WHAT YOU HAVE TO DO> Lines that hold the word "name" should be located and copied.

ENTRIES SHOWN>
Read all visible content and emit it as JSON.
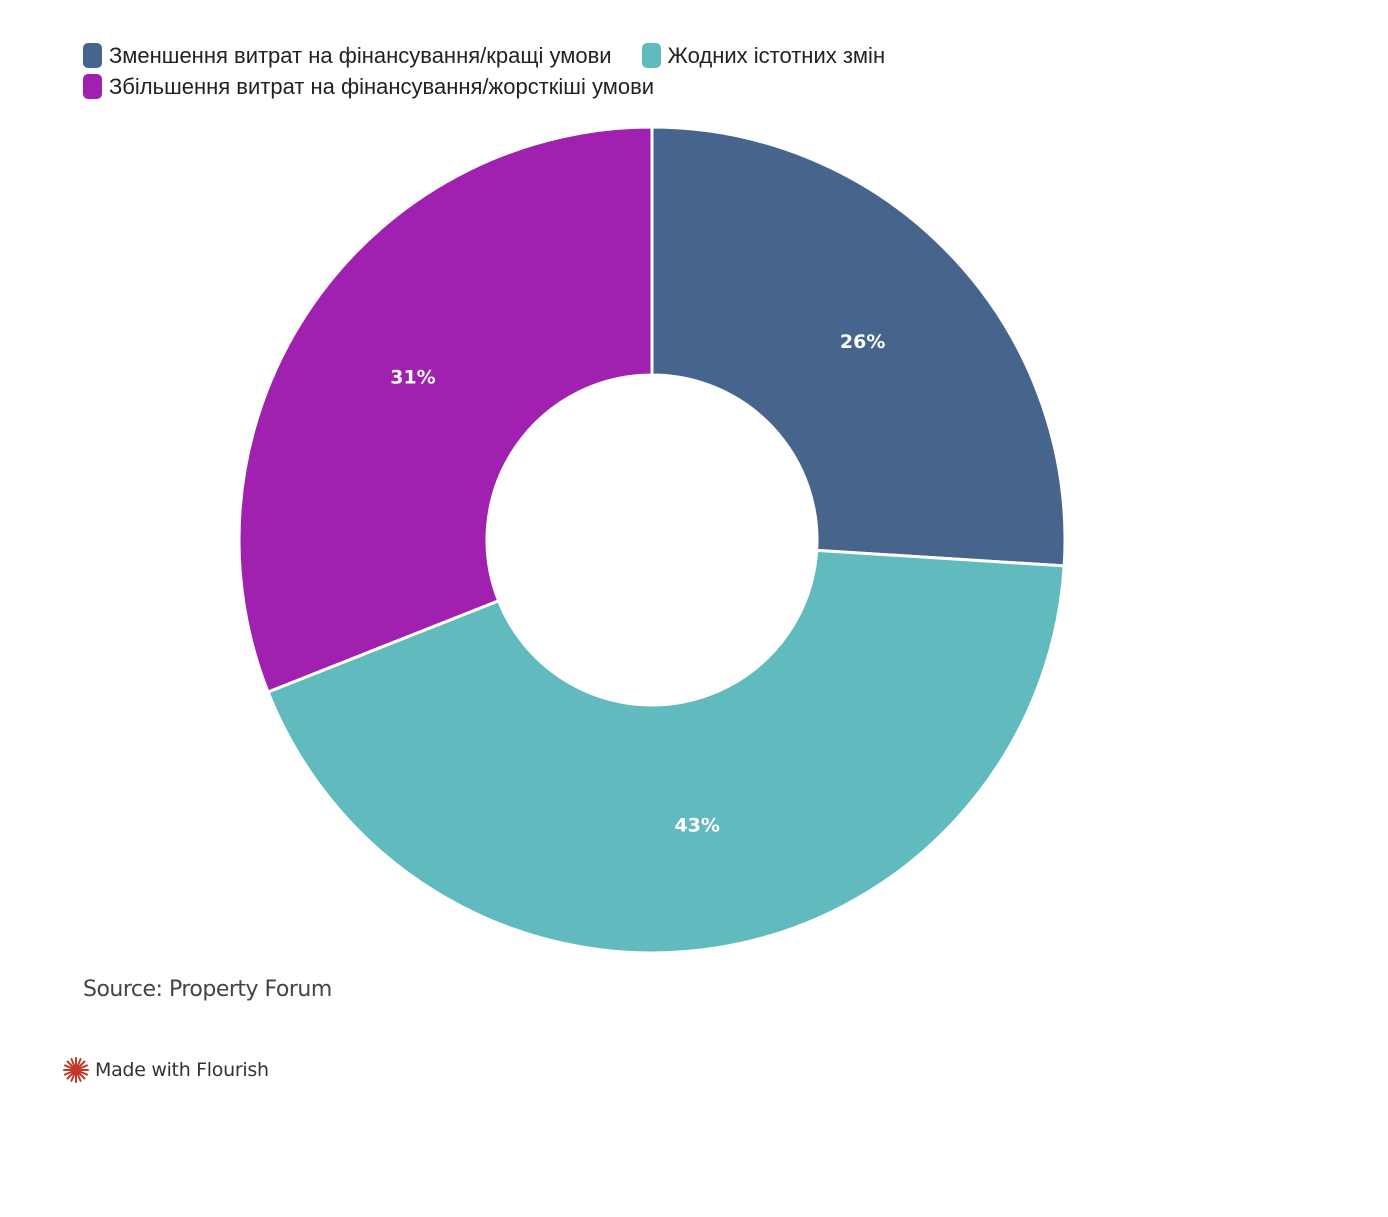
{
  "chart_data": {
    "type": "pie",
    "variant": "donut",
    "legend_placement": "top-left",
    "series": [
      {
        "name": "Зменшення витрат на фінансування/кращі умови",
        "value": 26,
        "label": "26%",
        "color": "#46648c"
      },
      {
        "name": "Жодних істотних змін",
        "value": 43,
        "label": "43%",
        "color": "#61babd"
      },
      {
        "name": "Збільшення витрат на фінансування/жорсткіші умови",
        "value": 31,
        "label": "31%",
        "color": "#a020b0"
      }
    ]
  },
  "footer": {
    "source": "Source: Property Forum",
    "made_with": "Made with Flourish",
    "made_with_icon": "flourish-logo-icon",
    "made_with_icon_color": "#c0392b"
  }
}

EXERCISE ANSWER>
        "name": "Зменшення витрат на фінансування/кращі умови",
        "name": "Жодних істотних змін",
        "name": "Збільшення витрат на фінансування/жорсткіші умови",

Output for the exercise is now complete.